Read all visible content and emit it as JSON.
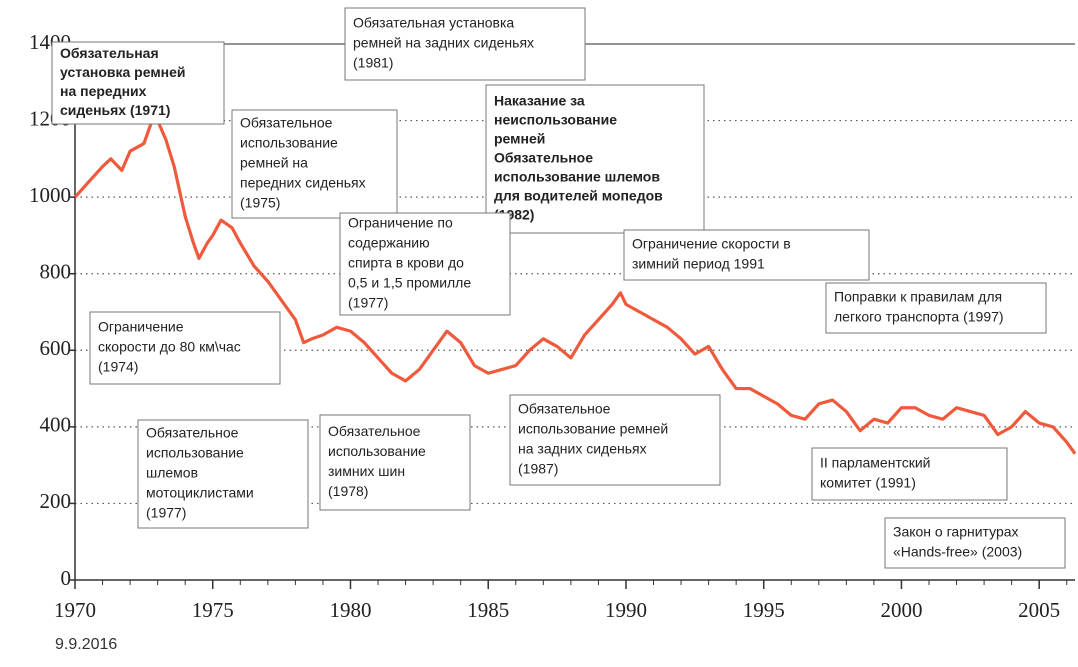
{
  "chart_data": {
    "type": "line",
    "x": [
      1970,
      1970.5,
      1971,
      1971.3,
      1971.7,
      1972,
      1972.5,
      1972.8,
      1973,
      1973.3,
      1973.6,
      1974,
      1974.3,
      1974.5,
      1974.8,
      1975,
      1975.3,
      1975.7,
      1976,
      1976.5,
      1977,
      1977.5,
      1978,
      1978.3,
      1978.6,
      1979,
      1979.5,
      1980,
      1980.5,
      1981,
      1981.5,
      1982,
      1982.5,
      1983,
      1983.5,
      1984,
      1984.5,
      1985,
      1985.5,
      1986,
      1986.5,
      1987,
      1987.5,
      1988,
      1988.5,
      1989,
      1989.5,
      1989.8,
      1990,
      1990.5,
      1991,
      1991.5,
      1992,
      1992.5,
      1993,
      1993.5,
      1994,
      1994.5,
      1995,
      1995.5,
      1996,
      1996.5,
      1997,
      1997.5,
      1998,
      1998.5,
      1999,
      1999.5,
      2000,
      2000.5,
      2001,
      2001.5,
      2002,
      2002.5,
      2003,
      2003.5,
      2004,
      2004.5,
      2005,
      2005.5,
      2006,
      2006.3
    ],
    "series": [
      {
        "color": "#f05a3c",
        "values": [
          1000,
          1040,
          1080,
          1100,
          1070,
          1120,
          1140,
          1200,
          1200,
          1150,
          1080,
          950,
          880,
          840,
          880,
          900,
          940,
          920,
          880,
          820,
          780,
          730,
          680,
          620,
          630,
          640,
          660,
          650,
          620,
          580,
          540,
          520,
          550,
          600,
          650,
          620,
          560,
          540,
          550,
          560,
          600,
          630,
          610,
          580,
          640,
          680,
          720,
          750,
          720,
          700,
          680,
          660,
          630,
          590,
          610,
          550,
          500,
          500,
          480,
          460,
          430,
          420,
          460,
          470,
          440,
          390,
          420,
          410,
          450,
          450,
          430,
          420,
          450,
          440,
          430,
          380,
          400,
          440,
          410,
          400,
          360,
          330
        ]
      }
    ],
    "xlim": [
      1970,
      2006.3
    ],
    "ylim": [
      0,
      1400
    ],
    "xticks": [
      1970,
      1975,
      1980,
      1985,
      1990,
      1995,
      2000,
      2005
    ],
    "yticks": [
      0,
      200,
      400,
      600,
      800,
      1000,
      1200,
      1400
    ],
    "grid": true,
    "annotations": [
      {
        "lines": [
          "Обязательная",
          "установка ремней",
          "на передних",
          "сиденьях (1971)"
        ]
      },
      {
        "lines": [
          "Обязательная установка",
          "ремней  на задних сиденьях",
          "(1981)"
        ]
      },
      {
        "lines": [
          "Обязательное",
          "использование",
          "ремней на",
          "передних сиденьях",
          "(1975)"
        ]
      },
      {
        "lines": [
          "Наказание за",
          "неиспользование",
          "ремней",
          "Обязательное",
          "использование шлемов",
          "для водителей мопедов",
          "(1982)"
        ]
      },
      {
        "lines": [
          "Ограничение по",
          "содержанию",
          "спирта  в крови до",
          "0,5 и  1,5 промилле",
          "(1977)"
        ]
      },
      {
        "lines": [
          "Ограничение скорости в",
          "зимний период 1991"
        ]
      },
      {
        "lines": [
          "Поправки к правилам для",
          "легкого транспорта (1997)"
        ]
      },
      {
        "lines": [
          "Ограничение",
          "скорости до  80 км\\час",
          "(1974)"
        ]
      },
      {
        "lines": [
          "Обязательное",
          "использование",
          "шлемов",
          "мотоциклистами",
          "(1977)"
        ]
      },
      {
        "lines": [
          "Обязательное",
          "использование",
          "зимних шин",
          "(1978)"
        ]
      },
      {
        "lines": [
          "Обязательное",
          "использование  ремней",
          "на задних сиденьях",
          "(1987)"
        ]
      },
      {
        "lines": [
          "II парламентский",
          "комитет (1991)"
        ]
      },
      {
        "lines": [
          "Закон о гарнитурах",
          "«Hands-free»  (2003)"
        ]
      }
    ],
    "footer": "9.9.2016"
  }
}
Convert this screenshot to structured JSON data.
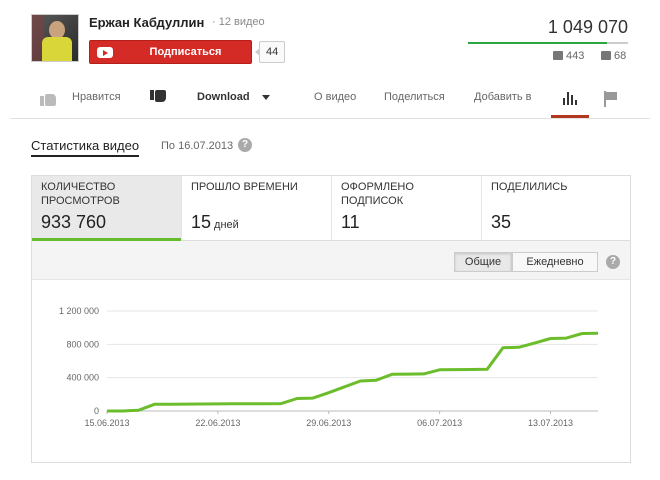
{
  "channel": {
    "name": "Ержан Кабдуллин",
    "video_count": "· 12 видео",
    "subscribe_label": "Подписаться",
    "subscriber_count": "44"
  },
  "video": {
    "views": "1 049 070",
    "likes": "443",
    "dislikes": "68",
    "like_ratio": 0.867
  },
  "actions": {
    "like_label": "Нравится",
    "download_label": "Download",
    "about_label": "О видео",
    "share_label": "Поделиться",
    "add_label": "Добавить в"
  },
  "stats": {
    "title": "Статистика видео",
    "date": "По 16.07.2013",
    "metrics": [
      {
        "label": "Количество просмотров",
        "value": "933 760",
        "unit": ""
      },
      {
        "label": "Прошло времени",
        "value": "15",
        "unit": "дней"
      },
      {
        "label": "Оформлено подписок",
        "value": "11",
        "unit": ""
      },
      {
        "label": "Поделились",
        "value": "35",
        "unit": ""
      }
    ],
    "toggle": {
      "total": "Общие",
      "daily": "Ежедневно"
    }
  },
  "chart_data": {
    "type": "line",
    "color": "#6cbd2c",
    "y_ticks": [
      "1 200 000",
      "800 000",
      "400 000",
      "0"
    ],
    "y_tick_values": [
      1200000,
      800000,
      400000,
      0
    ],
    "x_ticks": [
      "15.06.2013",
      "22.06.2013",
      "29.06.2013",
      "06.07.2013",
      "13.07.2013"
    ],
    "x_tick_values": [
      "2013-06-15",
      "2013-06-22",
      "2013-06-29",
      "2013-07-06",
      "2013-07-13"
    ],
    "ylim": [
      0,
      1200000
    ],
    "grid": true,
    "series": [
      {
        "x": [
          "2013-06-15",
          "2013-06-16",
          "2013-06-17",
          "2013-06-18",
          "2013-06-19",
          "2013-06-20",
          "2013-06-21",
          "2013-06-22",
          "2013-06-23",
          "2013-06-24",
          "2013-06-25",
          "2013-06-26",
          "2013-06-27",
          "2013-06-28",
          "2013-06-29",
          "2013-06-30",
          "2013-07-01",
          "2013-07-02",
          "2013-07-03",
          "2013-07-04",
          "2013-07-05",
          "2013-07-06",
          "2013-07-07",
          "2013-07-08",
          "2013-07-09",
          "2013-07-10",
          "2013-07-11",
          "2013-07-12",
          "2013-07-13",
          "2013-07-14",
          "2013-07-15",
          "2013-07-16"
        ],
        "values": [
          0,
          0,
          10000,
          80000,
          82000,
          83000,
          84000,
          85000,
          86000,
          87000,
          88000,
          89000,
          150000,
          155000,
          220000,
          290000,
          360000,
          370000,
          440000,
          443000,
          445000,
          495000,
          497000,
          498000,
          500000,
          760000,
          765000,
          815000,
          870000,
          875000,
          930000,
          933760
        ]
      }
    ]
  }
}
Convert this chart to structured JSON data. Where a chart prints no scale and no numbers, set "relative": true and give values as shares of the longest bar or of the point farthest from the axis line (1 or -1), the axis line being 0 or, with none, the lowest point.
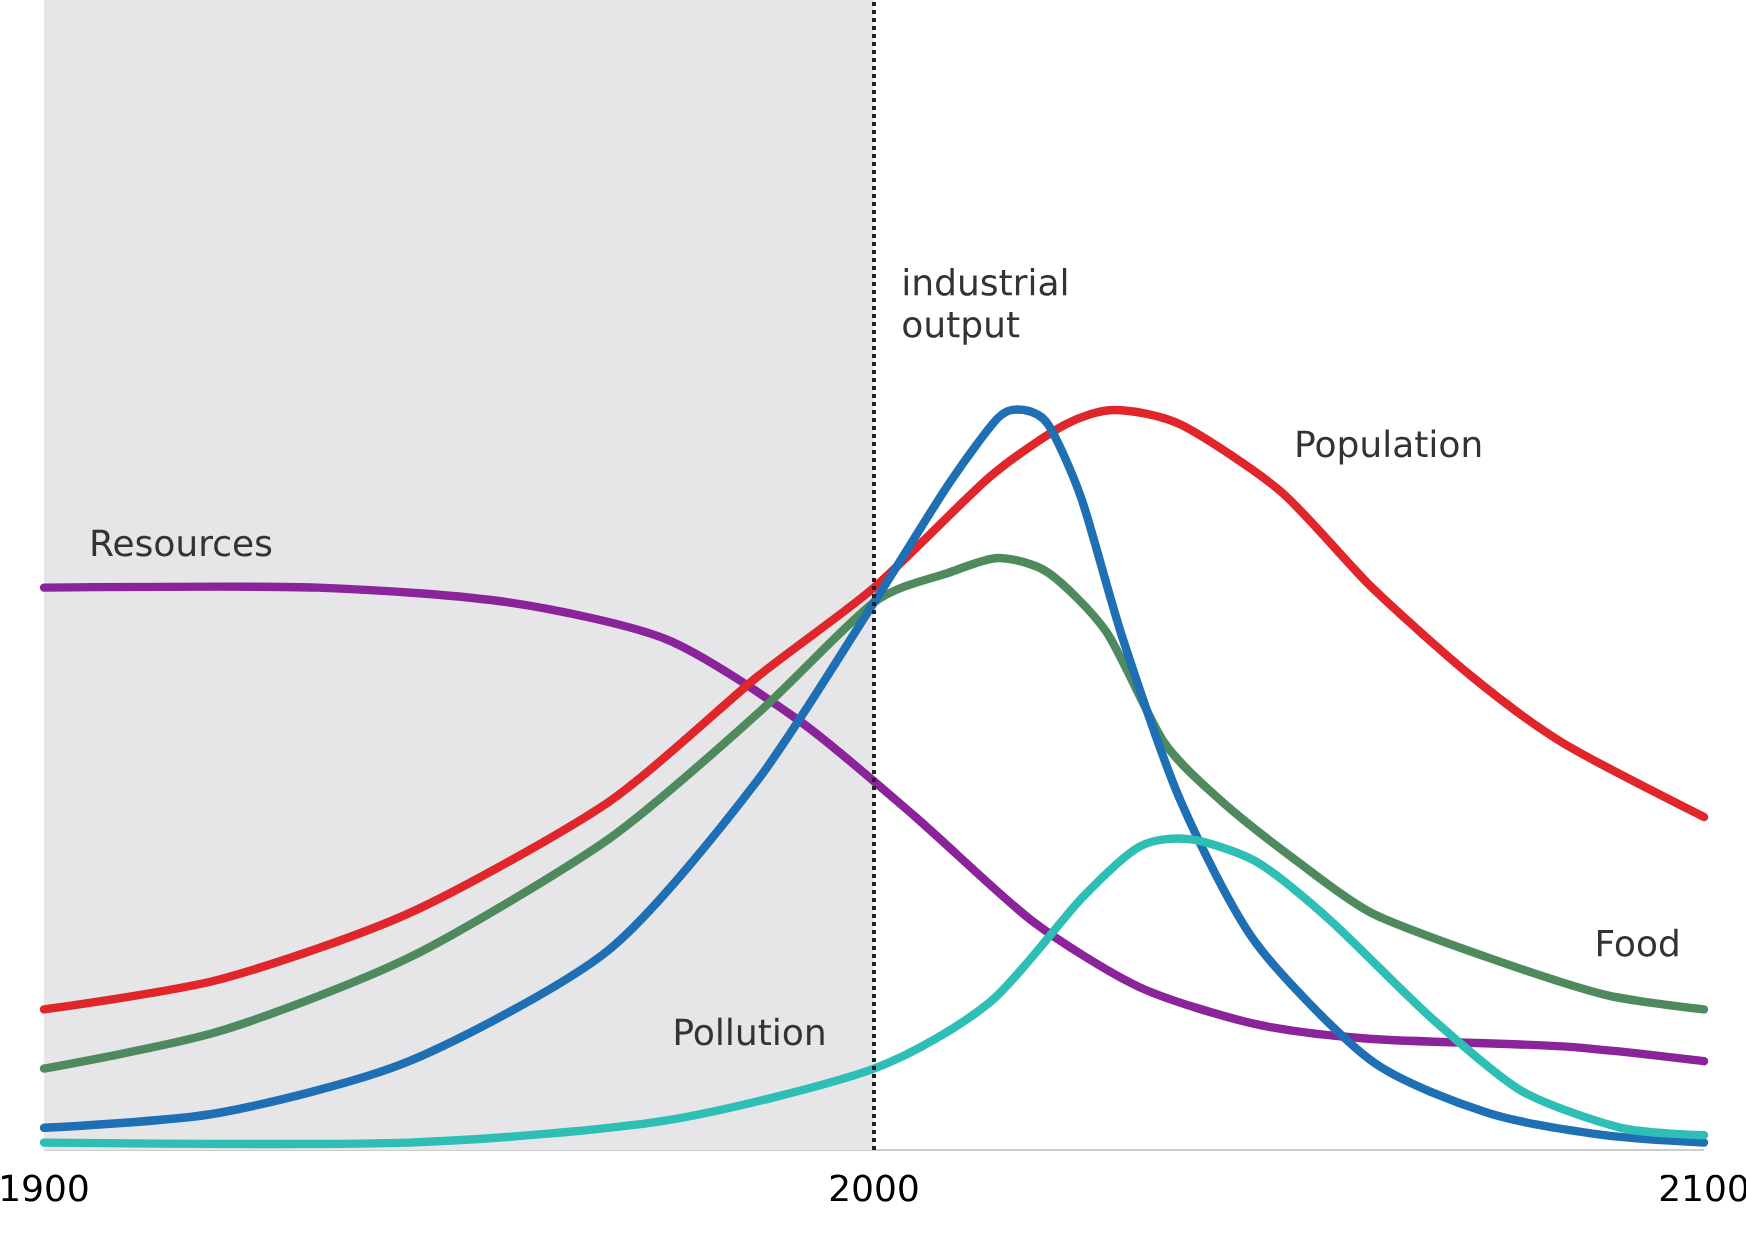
{
  "chart_data": {
    "type": "line",
    "relative": true,
    "marker": "none",
    "line_style": "solid",
    "grid": false,
    "xlim": [
      1900,
      2100
    ],
    "xticks": [
      1900,
      2000,
      2100
    ],
    "bands": [
      {
        "axis": "x",
        "from": 1900,
        "to": 2000,
        "color": "#e6e6e9"
      }
    ],
    "ref_lines": [
      {
        "axis": "x",
        "value": 2000,
        "color": "#222222",
        "line_style": "dotted"
      }
    ],
    "series": [
      {
        "name": "Resources",
        "color": "#8b239a",
        "x": [
          1900,
          1933,
          1956,
          1975,
          1991,
          2005,
          2019,
          2032,
          2046,
          2060,
          2083,
          2100
        ],
        "values": [
          0.76,
          0.76,
          0.74,
          0.69,
          0.58,
          0.45,
          0.31,
          0.22,
          0.17,
          0.15,
          0.14,
          0.12
        ]
      },
      {
        "name": "Population",
        "color": "#e0262a",
        "x": [
          1900,
          1921,
          1944,
          1968,
          1986,
          2000,
          2014,
          2023,
          2029,
          2037,
          2049,
          2060,
          2072,
          2083,
          2100
        ],
        "values": [
          0.19,
          0.23,
          0.32,
          0.47,
          0.64,
          0.76,
          0.91,
          0.98,
          1.0,
          0.98,
          0.89,
          0.76,
          0.64,
          0.55,
          0.45
        ]
      },
      {
        "name": "Food",
        "color": "#4e8a5e",
        "x": [
          1900,
          1921,
          1944,
          1968,
          1986,
          2000,
          2009,
          2015,
          2021,
          2028,
          2035,
          2042,
          2051,
          2060,
          2074,
          2088,
          2100
        ],
        "values": [
          0.11,
          0.16,
          0.26,
          0.42,
          0.59,
          0.74,
          0.78,
          0.8,
          0.78,
          0.7,
          0.55,
          0.47,
          0.39,
          0.32,
          0.26,
          0.21,
          0.19
        ]
      },
      {
        "name": "industrial output",
        "color": "#1f6fb5",
        "x": [
          1900,
          1921,
          1944,
          1968,
          1986,
          2000,
          2009,
          2015,
          2018,
          2021,
          2025,
          2030,
          2037,
          2046,
          2060,
          2074,
          2088,
          2100
        ],
        "values": [
          0.03,
          0.05,
          0.12,
          0.27,
          0.5,
          0.74,
          0.9,
          0.99,
          1.0,
          0.98,
          0.88,
          0.69,
          0.47,
          0.28,
          0.12,
          0.05,
          0.02,
          0.01
        ]
      },
      {
        "name": "Pollution",
        "color": "#2dbfb5",
        "x": [
          1900,
          1944,
          1975,
          2000,
          2014,
          2025,
          2032,
          2038,
          2046,
          2055,
          2067,
          2078,
          2090,
          2100
        ],
        "values": [
          0.01,
          0.01,
          0.04,
          0.11,
          0.2,
          0.34,
          0.41,
          0.42,
          0.39,
          0.31,
          0.18,
          0.08,
          0.03,
          0.02
        ]
      }
    ]
  }
}
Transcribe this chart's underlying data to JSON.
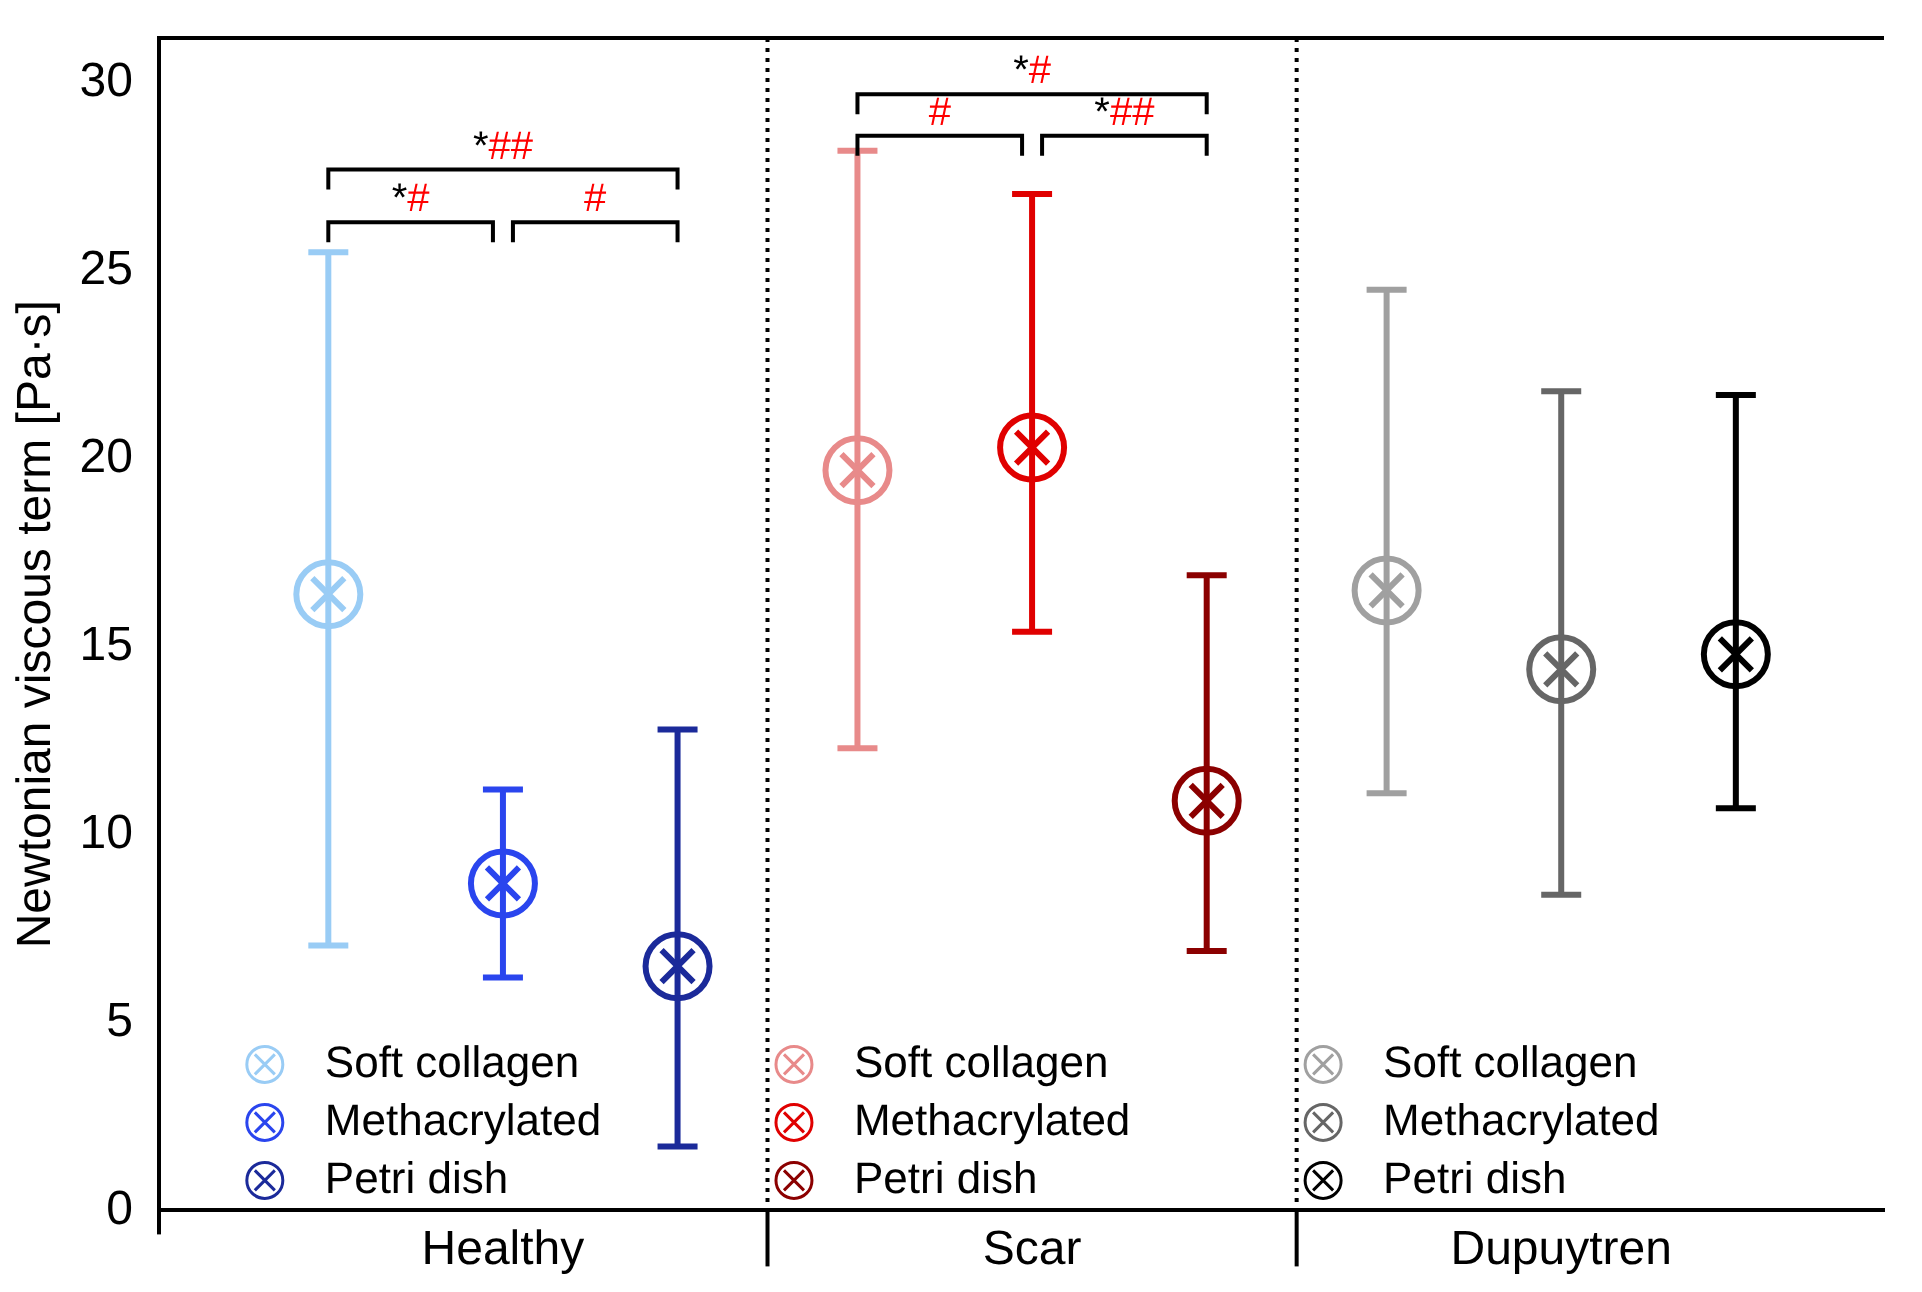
{
  "chart_data": {
    "type": "scatter",
    "ylabel": "Newtonian viscous term [Pa·s]",
    "categories": [
      "Healthy",
      "Scar",
      "Dupuytren"
    ],
    "ylim": [
      0,
      31.2
    ],
    "yticks": [
      0,
      5,
      10,
      15,
      20,
      25,
      30
    ],
    "grid": false,
    "legend": "bottom",
    "series": [
      {
        "name": "Soft collagen",
        "color": "#99ccf5",
        "values": [
          16.4,
          null,
          null
        ],
        "errors": [
          [
            7.05,
            25.5
          ],
          null,
          null
        ]
      },
      {
        "name": "Methacrylated",
        "color": "#2a45ee",
        "values": [
          8.7,
          null,
          null
        ],
        "errors": [
          [
            6.2,
            11.2
          ],
          null,
          null
        ]
      },
      {
        "name": "Petri dish",
        "color": "#1b2a9a",
        "values": [
          6.5,
          null,
          null
        ],
        "errors": [
          [
            1.7,
            12.8
          ],
          null,
          null
        ]
      },
      {
        "name": "Soft collagen",
        "color": "#e88a8a",
        "values": [
          null,
          19.7,
          null
        ],
        "errors": [
          null,
          [
            12.3,
            28.2
          ],
          null
        ]
      },
      {
        "name": "Methacrylated",
        "color": "#e00000",
        "values": [
          null,
          20.3,
          null
        ],
        "errors": [
          null,
          [
            15.4,
            27.05
          ],
          null
        ]
      },
      {
        "name": "Petri dish",
        "color": "#8b0000",
        "values": [
          null,
          10.9,
          null
        ],
        "errors": [
          null,
          [
            6.9,
            16.9
          ],
          null
        ]
      },
      {
        "name": "Soft collagen",
        "color": "#a0a0a0",
        "values": [
          null,
          null,
          16.5
        ],
        "errors": [
          null,
          null,
          [
            11.1,
            24.5
          ]
        ]
      },
      {
        "name": "Methacrylated",
        "color": "#666666",
        "values": [
          null,
          null,
          14.4
        ],
        "errors": [
          null,
          null,
          [
            8.4,
            21.8
          ]
        ]
      },
      {
        "name": "Petri dish",
        "color": "#000000",
        "values": [
          null,
          null,
          14.8
        ],
        "errors": [
          null,
          null,
          [
            10.7,
            21.7
          ]
        ]
      }
    ],
    "annotations": [
      "*##",
      "*#",
      "#",
      "*#",
      "#",
      "*##"
    ]
  }
}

• • • • •

PROBLEM TO WORK ON: Looking at the data above, show all lines where the word "установка" occurs.

ANSWER FOR THIS EXERCISE:
          "установка ремней",
          "Обязательная установка",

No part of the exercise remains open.